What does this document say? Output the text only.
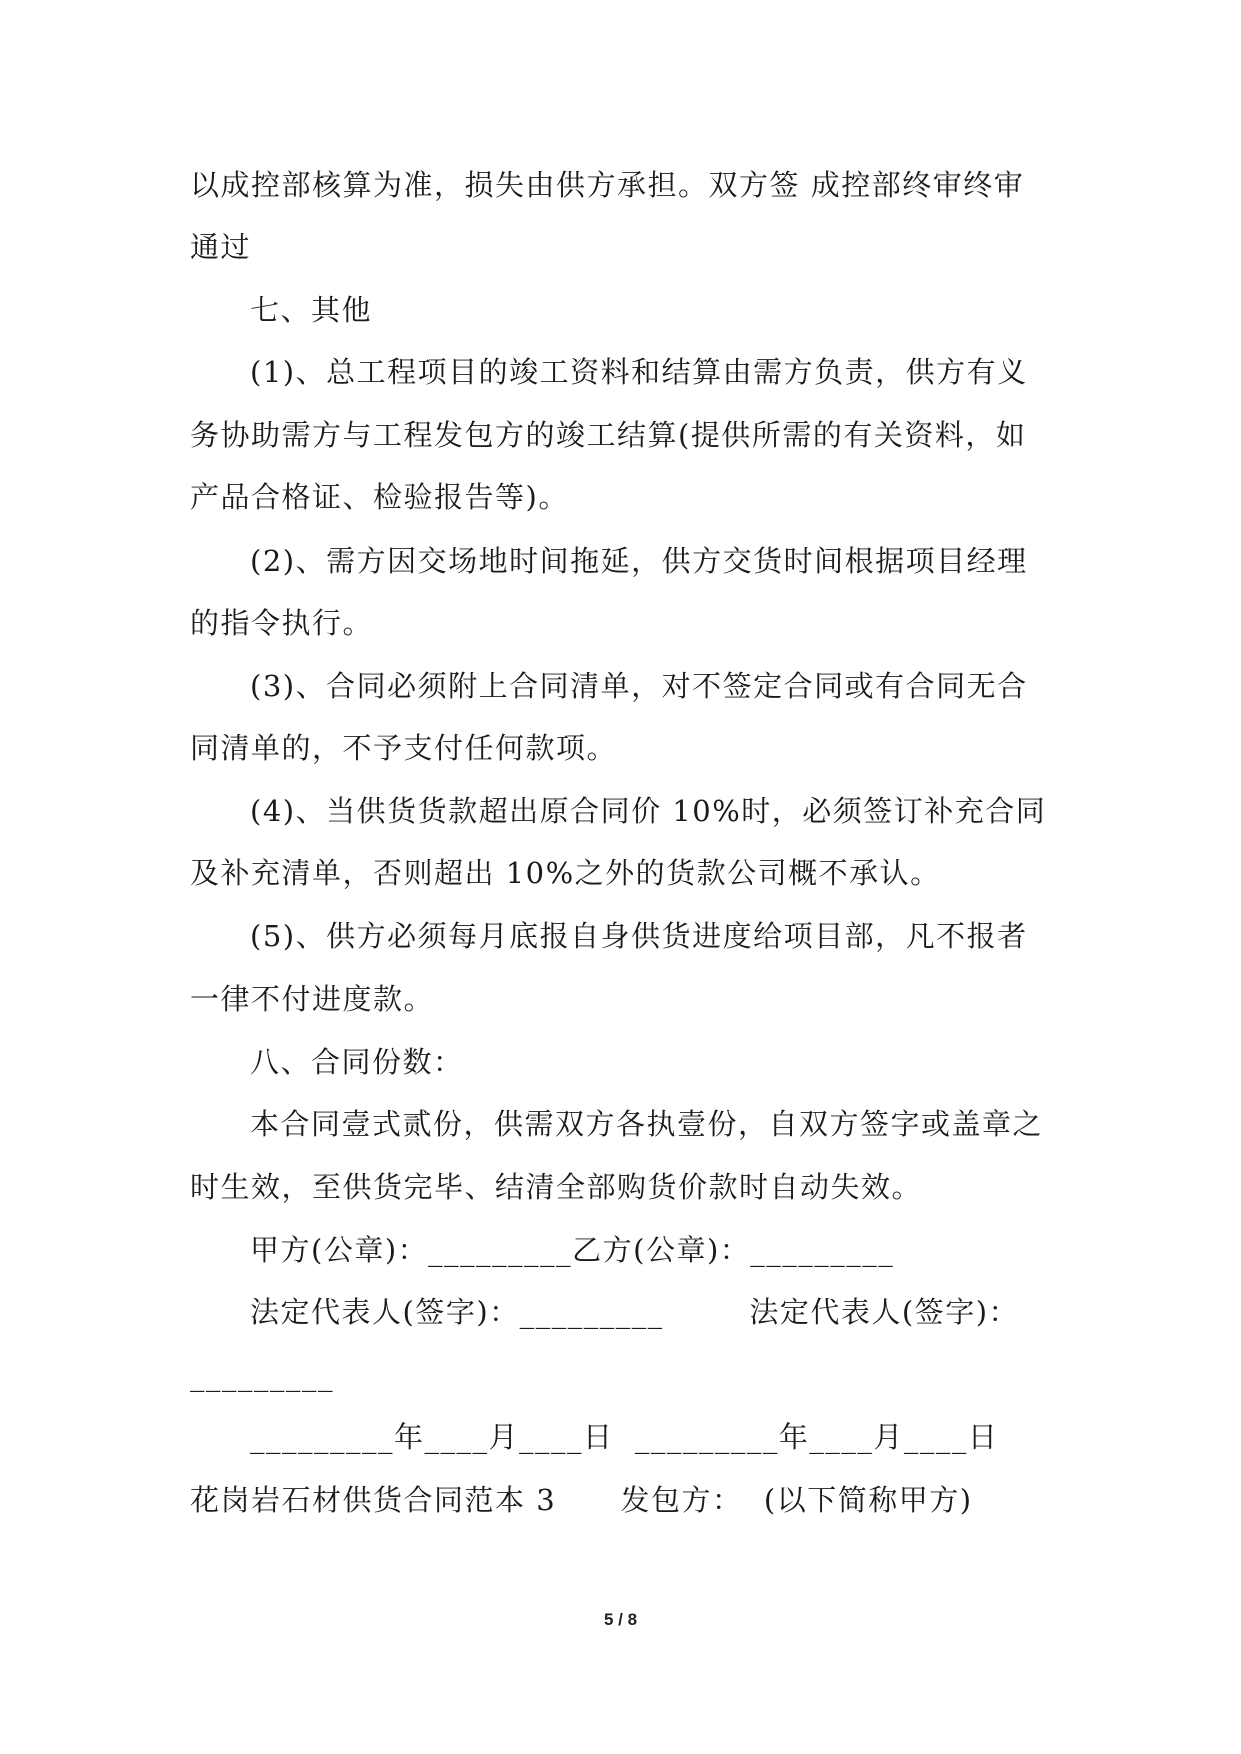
以成控部核算为准，损失由供方承担。双方签 成控部终审终审
通过
七、其他
(1)、总工程项目的竣工资料和结算由需方负责，供方有义
务协助需方与工程发包方的竣工结算(提供所需的有关资料，如
产品合格证、检验报告等)。
(2)、需方因交场地时间拖延，供方交货时间根据项目经理
的指令执行。
(3)、合同必须附上合同清单，对不签定合同或有合同无合
同清单的，不予支付任何款项。
(4)、当供货货款超出原合同价 10%时，必须签订补充合同
及补充清单，否则超出 10%之外的货款公司概不承认。
(5)、供方必须每月底报自身供货进度给项目部，凡不报者
一律不付进度款。
八、合同份数：
本合同壹式贰份，供需双方各执壹份，自双方签字或盖章之
时生效，至供货完毕、结清全部购货价款时自动失效。
甲方(公章)：_________乙方(公章)：_________
法定代表人(签字)：_________        法定代表人(签字)：
_________
_________年____月____日  _________年____月____日
花岗岩石材供货合同范本 3      发包方：  (以下简称甲方)
5 / 8
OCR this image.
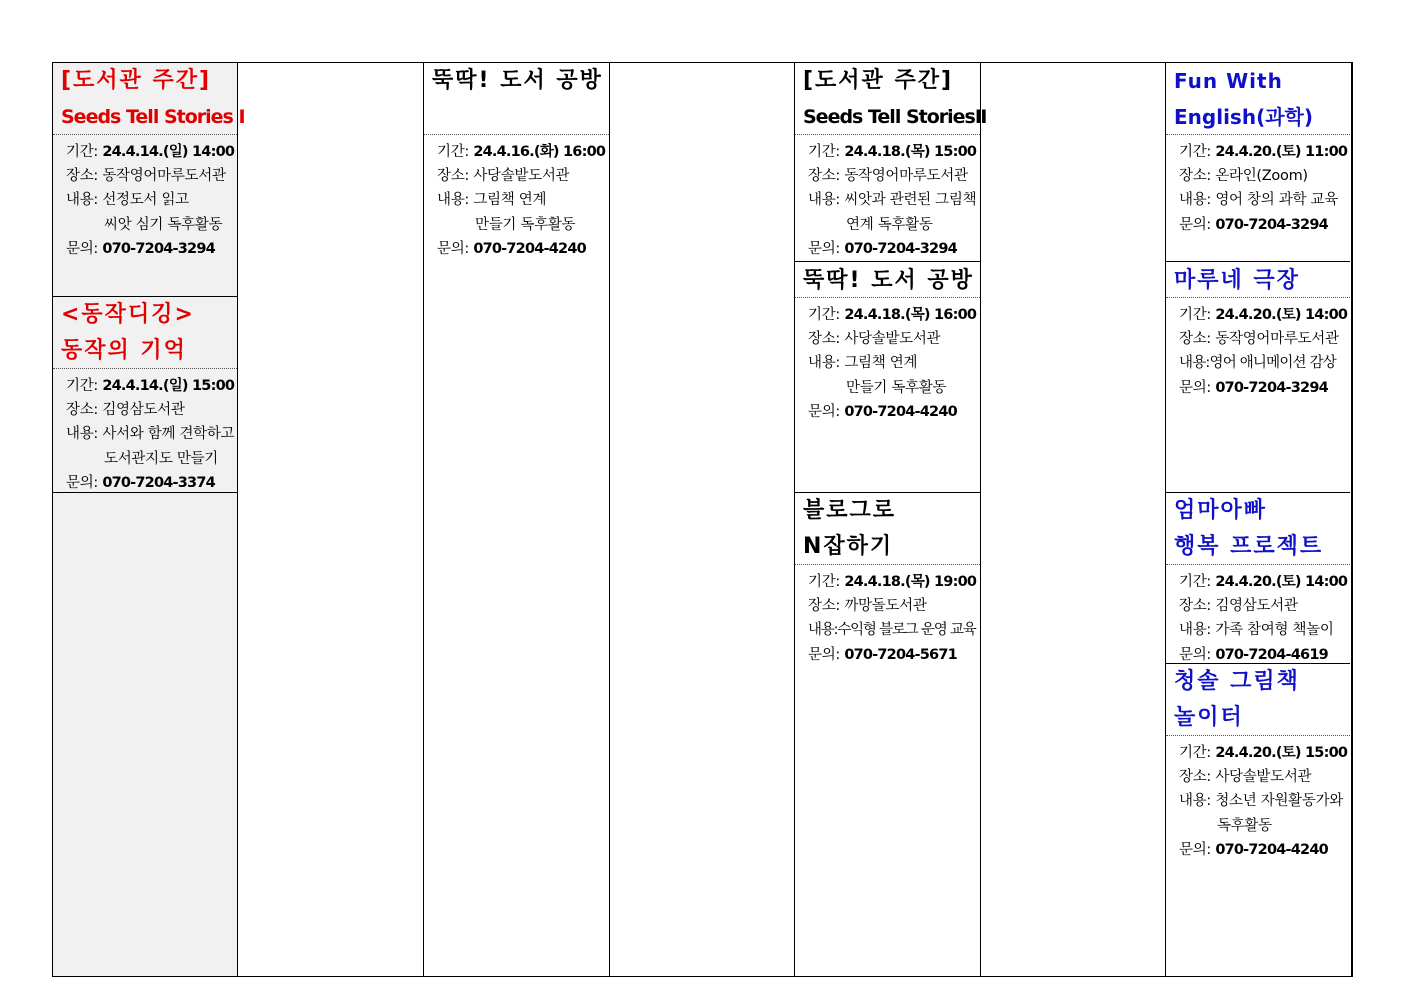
[도서관 주간]
Seeds Tell Stories Ⅰ
기간: 24.4.14.(일) 14:00
장소: 동작영어마루도서관
내용: 선정도서 읽고
씨앗 심기 독후활동
문의: 070-7204-3294
<동작디깅>
동작의 기억
기간: 24.4.14.(일) 15:00
장소: 김영삼도서관
내용: 사서와 함께 견학하고
도서관지도 만들기
문의: 070-7204-3374
뚝딱! 도서 공방
기간: 24.4.16.(화) 16:00
장소: 사당솔밭도서관
내용: 그림책 연계
만들기 독후활동
문의: 070-7204-4240
[도서관 주간]
Seeds Tell StoriesⅡ
기간: 24.4.18.(목) 15:00
장소: 동작영어마루도서관
내용: 씨앗과 관련된 그림책
연계 독후활동
문의: 070-7204-3294
뚝딱! 도서 공방
기간: 24.4.18.(목) 16:00
장소: 사당솔밭도서관
내용: 그림책 연계
만들기 독후활동
문의: 070-7204-4240
블로그로
N잡하기
기간: 24.4.18.(목) 19:00
장소: 까망돌도서관
내용:수익형 블로그 운영 교육
문의: 070-7204-5671
Fun With
English(과학)
기간: 24.4.20.(토) 11:00
장소: 온라인(Zoom)
내용: 영어 창의 과학 교육
문의: 070-7204-3294
마루네 극장
기간: 24.4.20.(토) 14:00
장소: 동작영어마루도서관
내용:영어 애니메이션 감상
문의: 070-7204-3294
엄마아빠
행복 프로젝트
기간: 24.4.20.(토) 14:00
장소: 김영삼도서관
내용: 가족 참여형 책놀이
문의: 070-7204-4619
청솔 그림책
놀이터
기간: 24.4.20.(토) 15:00
장소: 사당솔밭도서관
내용: 청소년 자원활동가와
독후활동
문의: 070-7204-4240
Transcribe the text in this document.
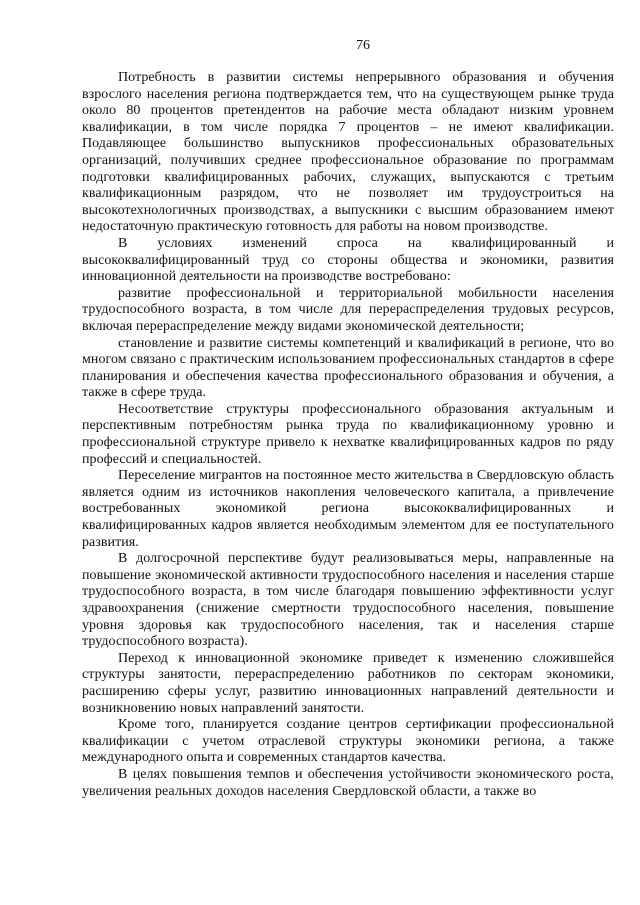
76

Потребность в развитии системы непрерывного образования и обучения взрослого населения региона подтверждается тем, что на существующем рынке труда около 80 процентов претендентов на рабочие места обладают низким уровнем квалификации, в том числе порядка 7 процентов – не имеют квалификации. Подавляющее большинство выпускников профессиональных образовательных организаций, получивших среднее профессиональное образование по программам подготовки квалифицированных рабочих, служащих, выпускаются с третьим квалификационным разрядом, что не позволяет им трудоустроиться на высокотехнологичных производствах, а выпускники с высшим образованием имеют недостаточную практическую готовность для работы на новом производстве.

В условиях изменений спроса на квалифицированный и высококвалифицированный труд со стороны общества и экономики, развития инновационной деятельности на производстве востребовано:

развитие профессиональной и территориальной мобильности населения трудоспособного возраста, в том числе для перераспределения трудовых ресурсов, включая перераспределение между видами экономической деятельности;

становление и развитие системы компетенций и квалификаций в регионе, что во многом связано с практическим использованием профессиональных стандартов в сфере планирования и обеспечения качества профессионального образования и обучения, а также в сфере труда.

Несоответствие структуры профессионального образования актуальным и перспективным потребностям рынка труда по квалификационному уровню и профессиональной структуре привело к нехватке квалифицированных кадров по ряду профессий и специальностей.

Переселение мигрантов на постоянное место жительства в Свердловскую область является одним из источников накопления человеческого капитала, а привлечение востребованных экономикой региона высококвалифицированных и квалифицированных кадров является необходимым элементом для ее поступательного развития.

В долгосрочной перспективе будут реализовываться меры, направленные на повышение экономической активности трудоспособного населения и населения старше трудоспособного возраста, в том числе благодаря повышению эффективности услуг здравоохранения (снижение смертности трудоспособного населения, повышение уровня здоровья как трудоспособного населения, так и населения старше трудоспособного возраста).

Переход к инновационной экономике приведет к изменению сложившейся структуры занятости, перераспределению работников по секторам экономики, расширению сферы услуг, развитию инновационных направлений деятельности и возникновению новых направлений занятости.

Кроме того, планируется создание центров сертификации профессиональной квалификации с учетом отраслевой структуры экономики региона, а также международного опыта и современных стандартов качества.

В целях повышения темпов и обеспечения устойчивости экономического роста, увеличения реальных доходов населения Свердловской области, а также во
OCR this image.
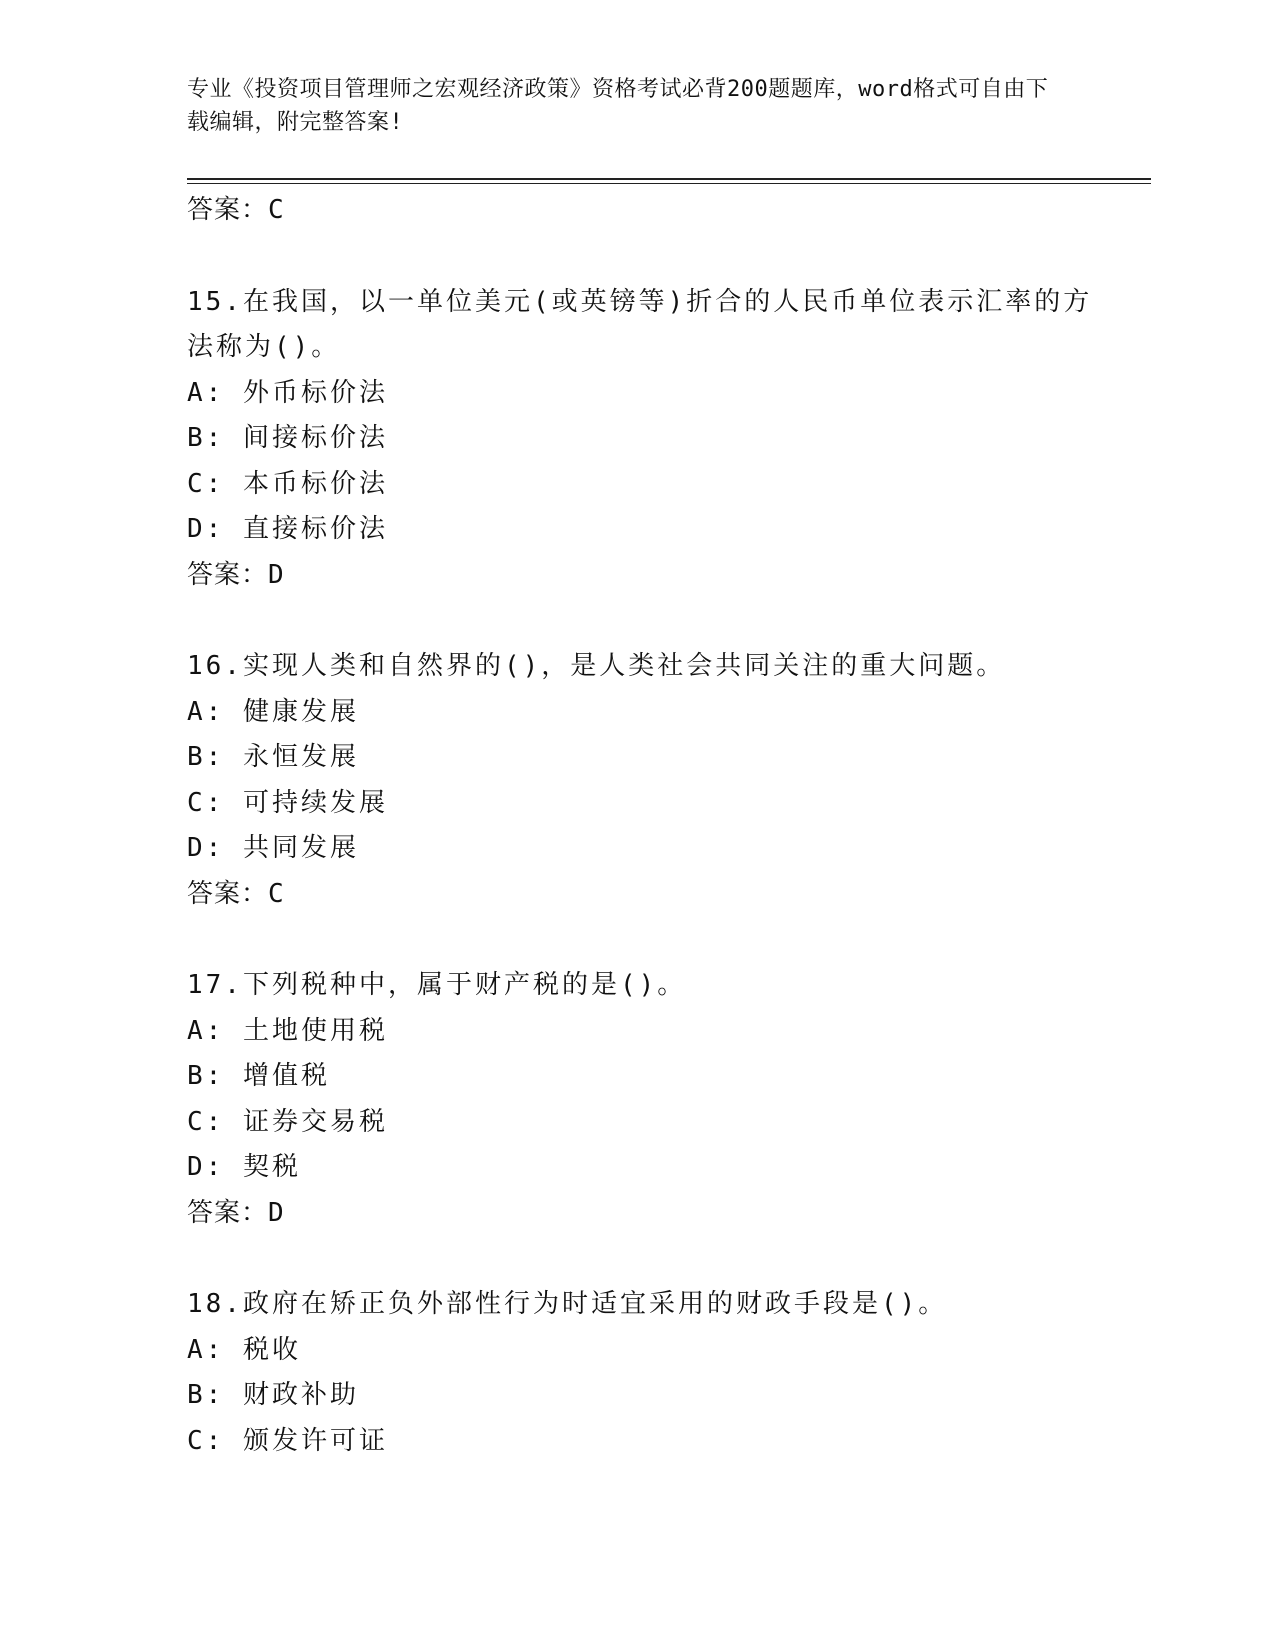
专业《投资项目管理师之宏观经济政策》资格考试必背200题题库，word格式可自由下载编辑，附完整答案!
答案：C
15.在我国，以一单位美元(或英镑等)折合的人民币单位表示汇率的方法称为()。
A: 外币标价法
B: 间接标价法
C: 本币标价法
D: 直接标价法
答案：D
16.实现人类和自然界的()，是人类社会共同关注的重大问题。
A: 健康发展
B: 永恒发展
C: 可持续发展
D: 共同发展
答案：C
17.下列税种中，属于财产税的是()。
A: 土地使用税
B: 增值税
C: 证券交易税
D: 契税
答案：D
18.政府在矫正负外部性行为时适宜采用的财政手段是()。
A: 税收
B: 财政补助
C: 颁发许可证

§ THE EXERCISE
Copy every single line of the material above that holds "профессиональной".

§ SOLVED EXERCISE
развитие профессиональной и территориальной мобильности населения трудоспособного возраста, в том числе для перераспределения трудовых ресурсов, включая перераспределение между видами экономической деятельности;
Несоответствие структуры профессионального образования актуальным и перспективным потребностям рынка труда по квалификационному уровню и профессиональной структуре привело к нехватке квалифицированных кадров по ряду профессий и специальностей.
Кроме того, планируется создание центров сертификации профессиональной квалификации с учетом отраслевой структуры экономики региона, а также международного опыта и современных стандартов качества.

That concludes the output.